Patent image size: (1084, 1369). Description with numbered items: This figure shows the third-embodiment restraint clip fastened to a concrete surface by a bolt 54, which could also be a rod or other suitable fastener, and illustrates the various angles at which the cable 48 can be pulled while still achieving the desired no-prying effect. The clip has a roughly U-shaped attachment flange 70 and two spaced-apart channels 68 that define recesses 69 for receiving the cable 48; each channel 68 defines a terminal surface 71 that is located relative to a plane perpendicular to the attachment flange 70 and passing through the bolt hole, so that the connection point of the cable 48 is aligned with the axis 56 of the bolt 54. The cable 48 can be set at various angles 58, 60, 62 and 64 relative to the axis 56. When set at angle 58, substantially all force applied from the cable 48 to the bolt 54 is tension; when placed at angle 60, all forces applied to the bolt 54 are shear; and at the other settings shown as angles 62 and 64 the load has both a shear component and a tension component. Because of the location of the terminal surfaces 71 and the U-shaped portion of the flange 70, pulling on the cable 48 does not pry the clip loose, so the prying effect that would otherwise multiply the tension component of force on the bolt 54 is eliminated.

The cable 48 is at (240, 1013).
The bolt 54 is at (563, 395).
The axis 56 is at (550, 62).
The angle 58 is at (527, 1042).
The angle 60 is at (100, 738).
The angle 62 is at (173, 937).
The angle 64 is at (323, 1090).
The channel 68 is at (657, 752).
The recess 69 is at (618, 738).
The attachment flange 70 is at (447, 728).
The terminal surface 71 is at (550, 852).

▸ WHAT THE EXERCISE ASKS
Can you quote every line of the data above, word for word?

▸ ANSWER FOR THIS EXERCISE
Patent image size: (1084, 1369). Description with numbered items: This figure shows the third-embodiment restraint clip fastened to a concrete surface by a bolt 54, which could also be a rod or other suitable fastener, and illustrates the various angles at which the cable 48 can be pulled while still achieving the desired no-prying effect. The clip has a roughly U-shaped attachment flange 70 and two spaced-apart channels 68 that define recesses 69 for receiving the cable 48; each channel 68 defines a terminal surface 71 that is located relative to a plane perpendicular to the attachment flange 70 and passing through the bolt hole, so that the connection point of the cable 48 is aligned with the axis 56 of the bolt 54. The cable 48 can be set at various angles 58, 60, 62 and 64 relative to the axis 56. When set at angle 58, substantially all force applied from the cable 48 to the bolt 54 is tension; when placed at angle 60, all forces applied to the bolt 54 are shear; and at the other settings shown as angles 62 and 64 the load has both a shear component and a tension component. Because of the location of the terminal surfaces 71 and the U-shaped portion of the flange 70, pulling on the cable 48 does not pry the clip loose, so the prying effect that would otherwise multiply the tension component of force on the bolt 54 is eliminated.

The cable 48 is at (240, 1013).
The bolt 54 is at (563, 395).
The axis 56 is at (550, 62).
The angle 58 is at (527, 1042).
The angle 60 is at (100, 738).
The angle 62 is at (173, 937).
The angle 64 is at (323, 1090).
The channel 68 is at (657, 752).
The recess 69 is at (618, 738).
The attachment flange 70 is at (447, 728).
The terminal surface 71 is at (550, 852).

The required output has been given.